Material supplied

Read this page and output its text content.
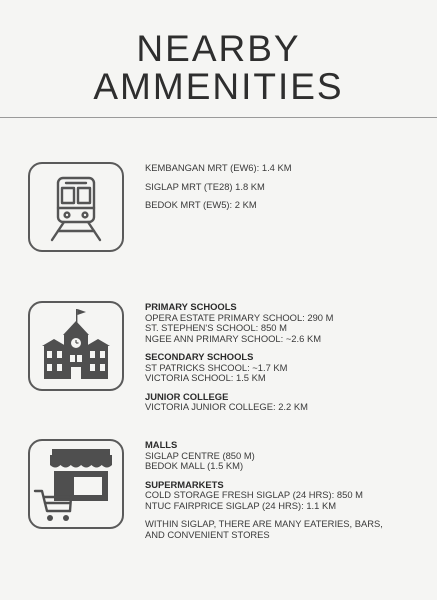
NEARBY
AMMENITIES
KEMBANGAN MRT (EW6): 1.4 KM
SIGLAP MRT (TE28) 1.8 KM
BEDOK MRT (EW5): 2 KM
PRIMARY SCHOOLS
OPERA ESTATE PRIMARY SCHOOL: 290 M
ST. STEPHEN'S SCHOOL: 850 M
NGEE ANN PRIMARY SCHOOL: ~2.6 KM
SECONDARY SCHOOLS
ST PATRICKS SHCOOL: ~1.7 KM
VICTORIA SCHOOL: 1.5 KM
JUNIOR COLLEGE
VICTORIA JUNIOR COLLEGE: 2.2 KM
MALLS
SIGLAP CENTRE (850 M)
BEDOK MALL (1.5 KM)
SUPERMARKETS
COLD STORAGE FRESH SIGLAP (24 HRS): 850 M
NTUC FAIRPRICE SIGLAP (24 HRS): 1.1 KM
WITHIN SIGLAP, THERE ARE MANY EATERIES, BARS,
AND CONVENIENT STORES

Work instructions
Repeat each entry exactly as given; no pictures belong in the copy.

Solution to the exercise
Read this page and output its text content.
NEARBY
AMMENITIES
KEMBANGAN MRT (EW6): 1.4 KM
SIGLAP MRT (TE28) 1.8 KM
BEDOK MRT (EW5): 2 KM
PRIMARY SCHOOLS
OPERA ESTATE PRIMARY SCHOOL: 290 M
ST. STEPHEN'S SCHOOL: 850 M
NGEE ANN PRIMARY SCHOOL: ~2.6 KM
SECONDARY SCHOOLS
ST PATRICKS SHCOOL: ~1.7 KM
VICTORIA SCHOOL: 1.5 KM
JUNIOR COLLEGE
VICTORIA JUNIOR COLLEGE: 2.2 KM
MALLS
SIGLAP CENTRE (850 M)
BEDOK MALL (1.5 KM)
SUPERMARKETS
COLD STORAGE FRESH SIGLAP (24 HRS): 850 M
NTUC FAIRPRICE SIGLAP (24 HRS): 1.1 KM
WITHIN SIGLAP, THERE ARE MANY EATERIES, BARS,
AND CONVENIENT STORES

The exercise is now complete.